---------- Provided entries

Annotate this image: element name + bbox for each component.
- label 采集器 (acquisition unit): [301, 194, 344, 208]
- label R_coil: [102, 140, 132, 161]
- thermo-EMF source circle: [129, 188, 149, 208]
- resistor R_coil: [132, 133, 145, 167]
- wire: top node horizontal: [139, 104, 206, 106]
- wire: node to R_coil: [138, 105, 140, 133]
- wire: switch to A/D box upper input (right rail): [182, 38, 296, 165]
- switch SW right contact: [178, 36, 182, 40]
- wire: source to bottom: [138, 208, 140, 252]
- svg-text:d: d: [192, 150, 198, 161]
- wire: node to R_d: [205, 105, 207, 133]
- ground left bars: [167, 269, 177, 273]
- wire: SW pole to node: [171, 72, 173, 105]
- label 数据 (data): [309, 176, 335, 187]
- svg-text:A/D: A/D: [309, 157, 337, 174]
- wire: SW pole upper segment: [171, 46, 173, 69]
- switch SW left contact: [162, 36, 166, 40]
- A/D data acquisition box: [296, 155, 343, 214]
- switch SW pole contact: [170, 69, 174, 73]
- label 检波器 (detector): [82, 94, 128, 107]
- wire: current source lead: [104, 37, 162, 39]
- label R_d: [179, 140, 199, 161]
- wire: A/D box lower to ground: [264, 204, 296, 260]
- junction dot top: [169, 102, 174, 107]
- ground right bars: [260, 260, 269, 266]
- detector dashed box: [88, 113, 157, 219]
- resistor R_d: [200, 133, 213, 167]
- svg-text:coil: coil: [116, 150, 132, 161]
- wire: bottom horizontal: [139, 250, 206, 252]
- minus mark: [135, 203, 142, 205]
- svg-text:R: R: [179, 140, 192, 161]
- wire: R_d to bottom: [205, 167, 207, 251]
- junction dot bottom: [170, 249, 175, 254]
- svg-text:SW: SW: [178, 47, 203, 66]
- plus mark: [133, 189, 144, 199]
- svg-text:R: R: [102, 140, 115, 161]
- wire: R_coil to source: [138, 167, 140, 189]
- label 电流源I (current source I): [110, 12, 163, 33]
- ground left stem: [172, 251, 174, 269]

--------------------

> _Task instructions_:
Copy every line of the stored entries above word for word.

> _Task result_:
Annotate this image: element name + bbox for each component.
- label 采集器 (acquisition unit): [301, 194, 344, 208]
- label R_coil: [102, 140, 132, 161]
- thermo-EMF source circle: [129, 188, 149, 208]
- resistor R_coil: [132, 133, 145, 167]
- wire: top node horizontal: [139, 104, 206, 106]
- wire: node to R_coil: [138, 105, 140, 133]
- wire: switch to A/D box upper input (right rail): [182, 38, 296, 165]
- switch SW right contact: [178, 36, 182, 40]
- wire: source to bottom: [138, 208, 140, 252]
- svg-text:d: d: [192, 150, 198, 161]
- wire: node to R_d: [205, 105, 207, 133]
- ground left bars: [167, 269, 177, 273]
- wire: SW pole to node: [171, 72, 173, 105]
- label 数据 (data): [309, 176, 335, 187]
- svg-text:A/D: A/D: [309, 157, 337, 174]
- wire: SW pole upper segment: [171, 46, 173, 69]
- switch SW left contact: [162, 36, 166, 40]
- A/D data acquisition box: [296, 155, 343, 214]
- switch SW pole contact: [170, 69, 174, 73]
- label 检波器 (detector): [82, 94, 128, 107]
- wire: current source lead: [104, 37, 162, 39]
- label R_d: [179, 140, 199, 161]
- wire: A/D box lower to ground: [264, 204, 296, 260]
- junction dot top: [169, 102, 174, 107]
- ground right bars: [260, 260, 269, 266]
- detector dashed box: [88, 113, 157, 219]
- resistor R_d: [200, 133, 213, 167]
- svg-text:coil: coil: [116, 150, 132, 161]
- wire: bottom horizontal: [139, 250, 206, 252]
- minus mark: [135, 203, 142, 205]
- svg-text:R: R: [179, 140, 192, 161]
- wire: R_d to bottom: [205, 167, 207, 251]
- junction dot bottom: [170, 249, 175, 254]
- svg-text:SW: SW: [178, 47, 203, 66]
- plus mark: [133, 189, 144, 199]
- svg-text:R: R: [102, 140, 115, 161]
- wire: R_coil to source: [138, 167, 140, 189]
- label 电流源I (current source I): [110, 12, 163, 33]
- ground left stem: [172, 251, 174, 269]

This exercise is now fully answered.